(Part of a data file)
◆ ◆ ◆ ◆ ◆ ◆ ◆
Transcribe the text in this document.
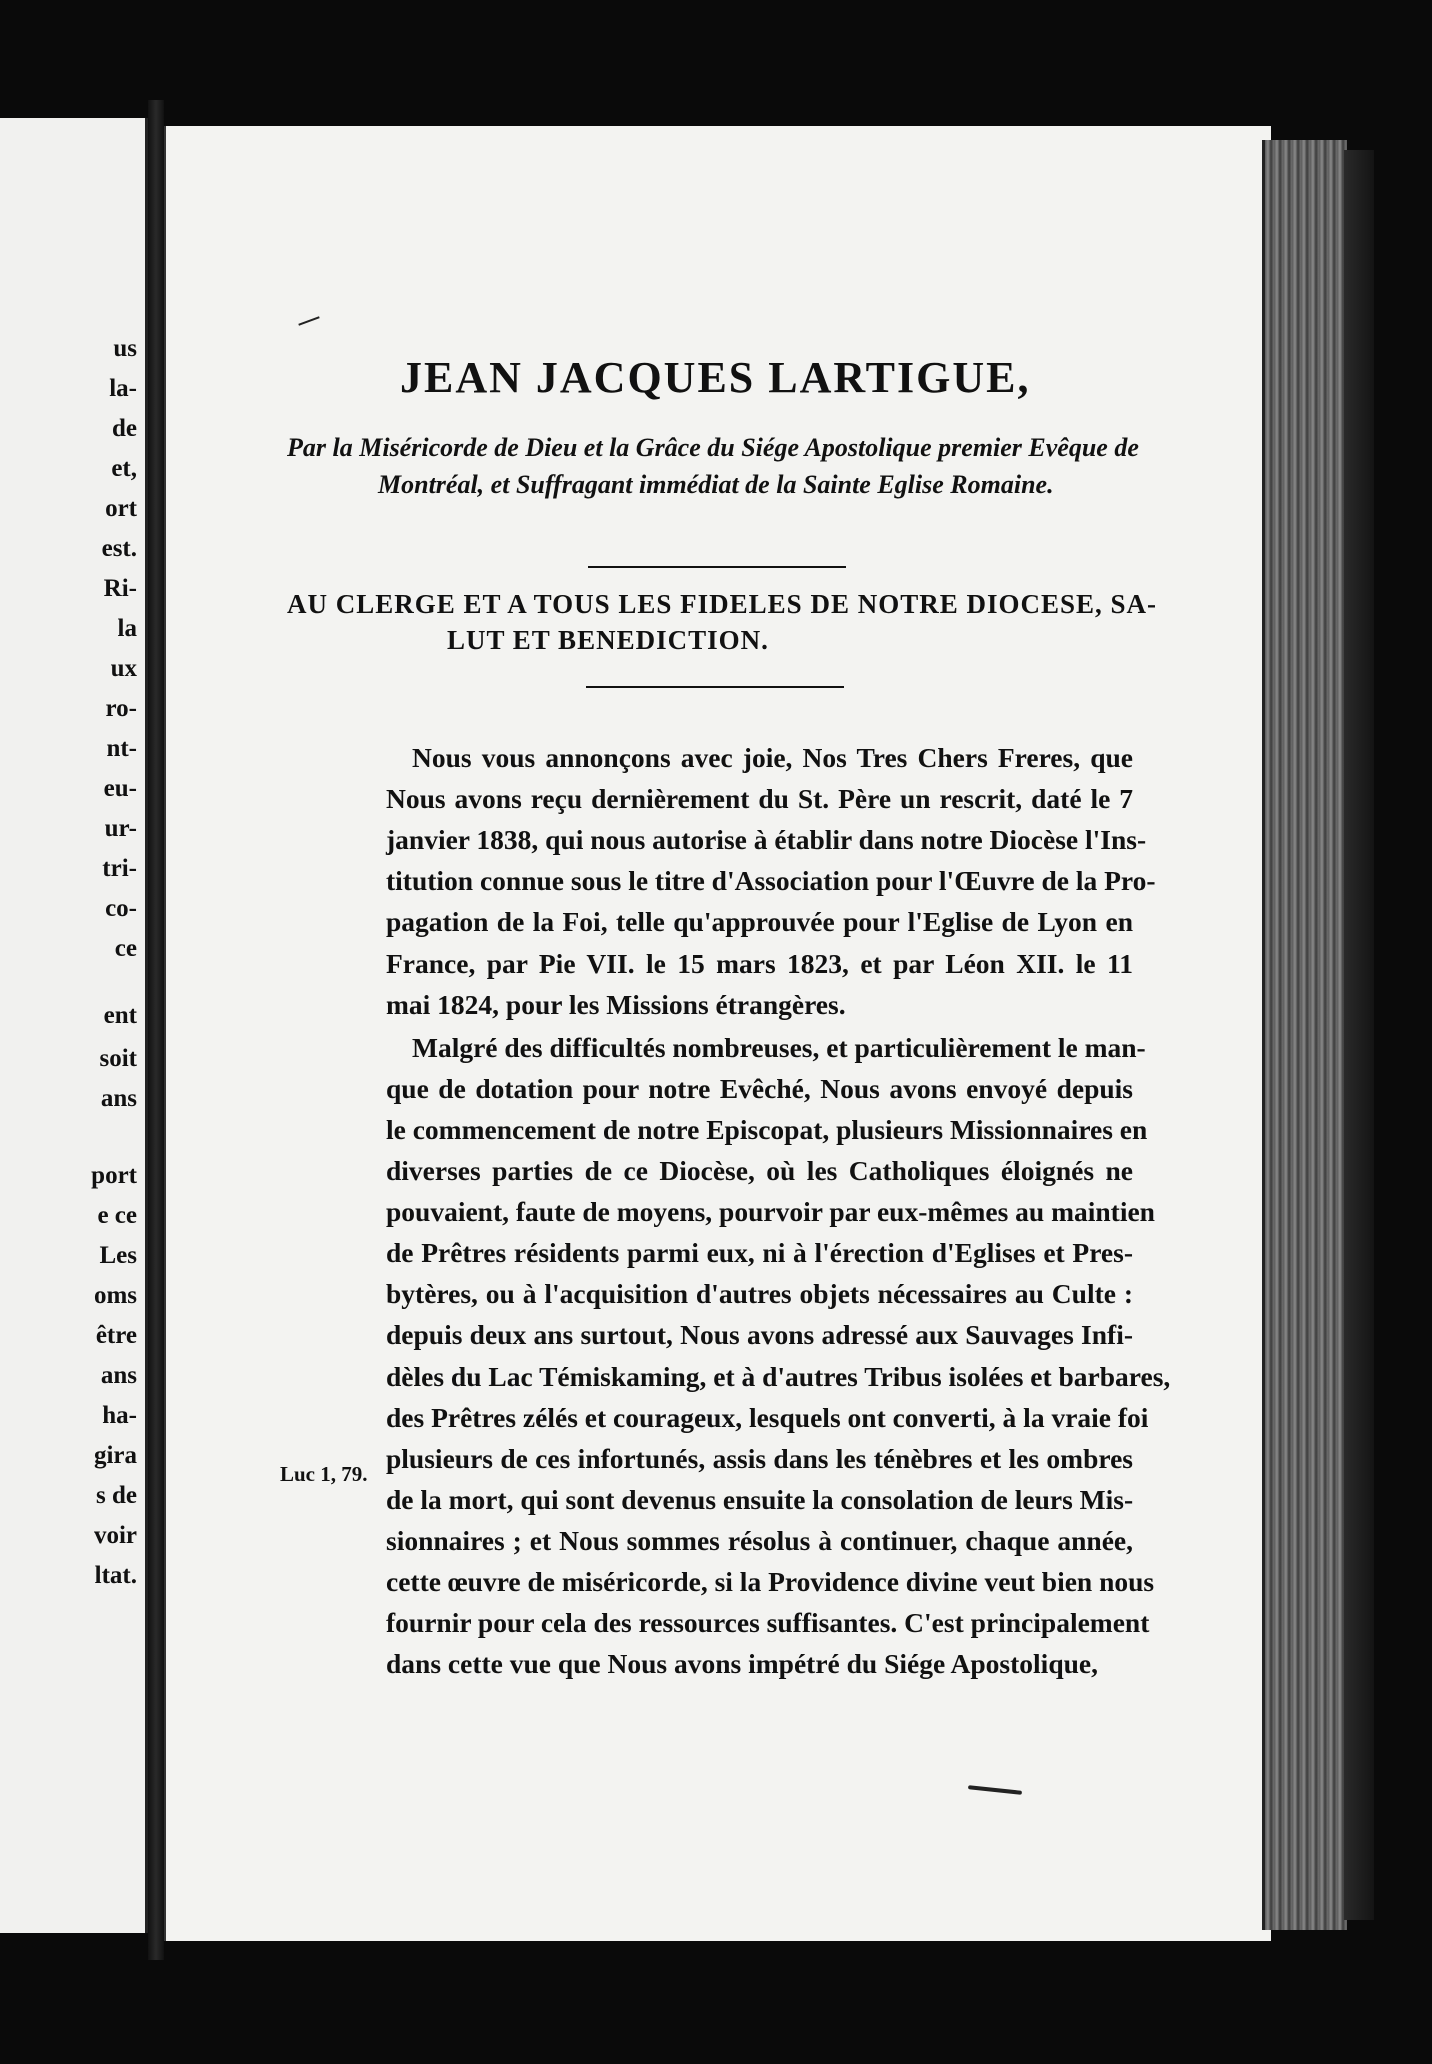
us
la-
de
et,
ort
est.
Ri-
la
ux
ro-
nt-
eu-
ur-
tri-
co-
ce
ent
soit
ans
port
e ce
Les
oms
être
ans
ha-
gira
s de
voir
ltat.
JEAN JACQUES LARTIGUE,
Par la Miséricorde de Dieu et la Grâce du Siége Apostolique premier Evêque de
Montréal, et Suffragant immédiat de la Sainte Eglise Romaine.
AU CLERGE ET A TOUS LES FIDELES DE NOTRE DIOCESE, SA-
LUT ET BENEDICTION.
Nous vous annonçons avec joie, Nos Tres Chers Freres, que
Nous avons reçu dernièrement du St. Père un rescrit, daté le 7
janvier 1838, qui nous autorise à établir dans notre Diocèse l'Ins-
titution connue sous le titre d'Association pour l'Œuvre de la Pro-
pagation de la Foi, telle qu'approuvée pour l'Eglise de Lyon en
France, par Pie VII. le 15 mars 1823, et par Léon XII. le 11
mai 1824, pour les Missions étrangères.
Malgré des difficultés nombreuses, et particulièrement le man-
que de dotation pour notre Evêché, Nous avons envoyé depuis
le commencement de notre Episcopat, plusieurs Missionnaires en
diverses parties de ce Diocèse, où les Catholiques éloignés ne
pouvaient, faute de moyens, pourvoir par eux-mêmes au maintien
de Prêtres résidents parmi eux, ni à l'érection d'Eglises et Pres-
bytères, ou à l'acquisition d'autres objets nécessaires au Culte :
depuis deux ans surtout, Nous avons adressé aux Sauvages Infi-
dèles du Lac Témiskaming, et à d'autres Tribus isolées et barbares,
des Prêtres zélés et courageux, lesquels ont converti, à la vraie foi
plusieurs de ces infortunés, assis dans les ténèbres et les ombres
de la mort, qui sont devenus ensuite la consolation de leurs Mis-
sionnaires ; et Nous sommes résolus à continuer, chaque année,
cette œuvre de miséricorde, si la Providence divine veut bien nous
fournir pour cela des ressources suffisantes. C'est principalement
dans cette vue que Nous avons impétré du Siége Apostolique,
Luc 1, 79.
◆ ◆ ◆ ◆ ◆ ◆ ◆
Search the data for the string "Prêtres". List each line that has it.

de Prêtres résidents parmi eux, ni à l'érection d'Eglises et Pres-
des Prêtres zélés et courageux, lesquels ont converti, à la vraie foi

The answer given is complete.